* Problem to solve:
Look through the listing and locate every line containing the word "Marlia"; copy those lines.

begin

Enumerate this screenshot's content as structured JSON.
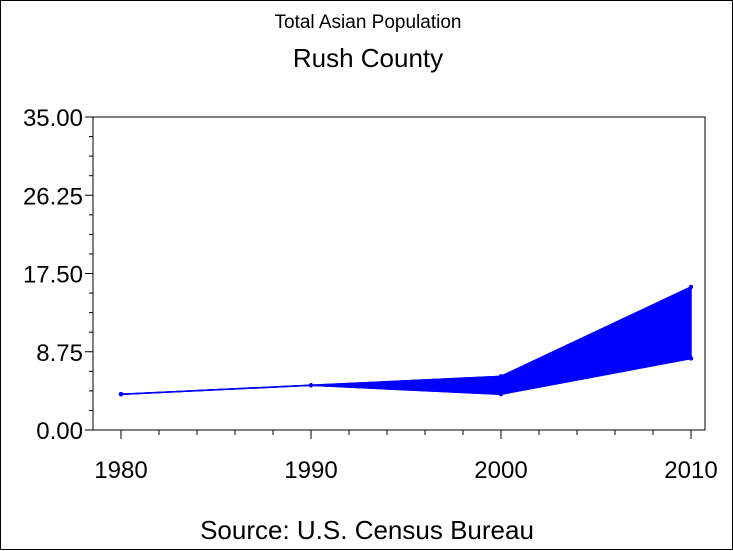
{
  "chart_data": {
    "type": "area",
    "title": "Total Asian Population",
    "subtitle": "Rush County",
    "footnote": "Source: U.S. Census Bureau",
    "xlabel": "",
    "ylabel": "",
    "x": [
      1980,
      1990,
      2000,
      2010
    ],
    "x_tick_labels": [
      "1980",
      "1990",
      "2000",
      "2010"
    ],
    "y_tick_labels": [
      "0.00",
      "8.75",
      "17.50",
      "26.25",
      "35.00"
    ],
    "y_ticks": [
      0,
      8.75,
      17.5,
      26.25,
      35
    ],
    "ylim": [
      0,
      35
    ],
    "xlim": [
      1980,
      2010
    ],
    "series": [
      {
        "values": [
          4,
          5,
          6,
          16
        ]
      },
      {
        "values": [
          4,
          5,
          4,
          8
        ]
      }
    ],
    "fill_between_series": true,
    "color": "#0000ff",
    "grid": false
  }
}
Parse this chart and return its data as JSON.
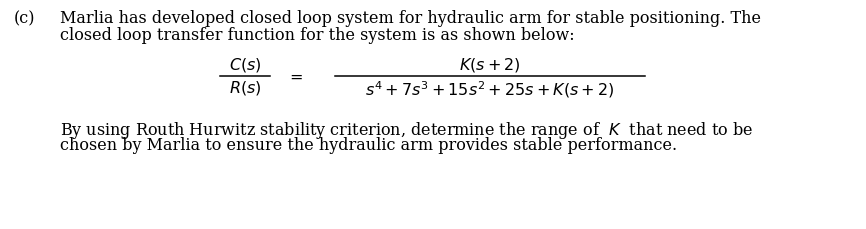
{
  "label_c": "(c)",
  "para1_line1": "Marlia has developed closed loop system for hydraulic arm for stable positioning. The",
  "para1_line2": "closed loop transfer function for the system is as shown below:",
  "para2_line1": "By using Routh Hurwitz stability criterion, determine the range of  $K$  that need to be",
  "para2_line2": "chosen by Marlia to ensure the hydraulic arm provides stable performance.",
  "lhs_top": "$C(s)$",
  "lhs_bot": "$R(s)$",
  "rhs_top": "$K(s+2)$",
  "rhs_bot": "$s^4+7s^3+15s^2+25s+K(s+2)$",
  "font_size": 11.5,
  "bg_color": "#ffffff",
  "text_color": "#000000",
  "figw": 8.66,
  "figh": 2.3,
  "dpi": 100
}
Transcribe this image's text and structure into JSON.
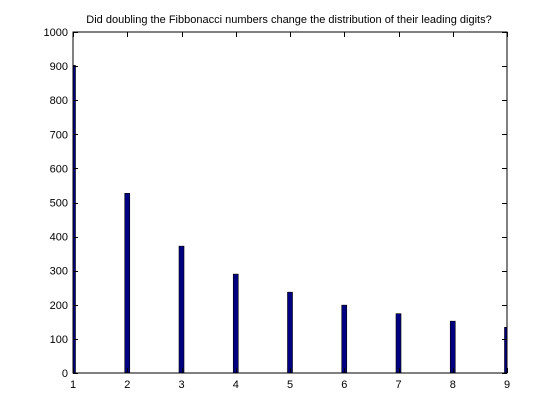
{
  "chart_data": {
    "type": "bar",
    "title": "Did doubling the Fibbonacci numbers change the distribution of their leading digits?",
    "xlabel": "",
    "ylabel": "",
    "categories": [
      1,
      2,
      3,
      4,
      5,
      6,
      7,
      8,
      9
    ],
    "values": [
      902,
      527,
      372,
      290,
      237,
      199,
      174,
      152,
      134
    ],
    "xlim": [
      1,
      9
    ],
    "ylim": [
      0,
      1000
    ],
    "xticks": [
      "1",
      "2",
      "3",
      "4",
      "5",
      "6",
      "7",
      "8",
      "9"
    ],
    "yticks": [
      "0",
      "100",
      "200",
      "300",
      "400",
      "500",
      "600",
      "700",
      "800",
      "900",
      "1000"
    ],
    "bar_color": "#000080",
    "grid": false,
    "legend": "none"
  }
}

end

* Completed exercise:
  "para1_line1": "Marlia has developed closed loop system for hydraulic arm for stable positioning. The",
  "para2_line2": "chosen by Marlia to ensure the hydraulic arm provides stable performance.",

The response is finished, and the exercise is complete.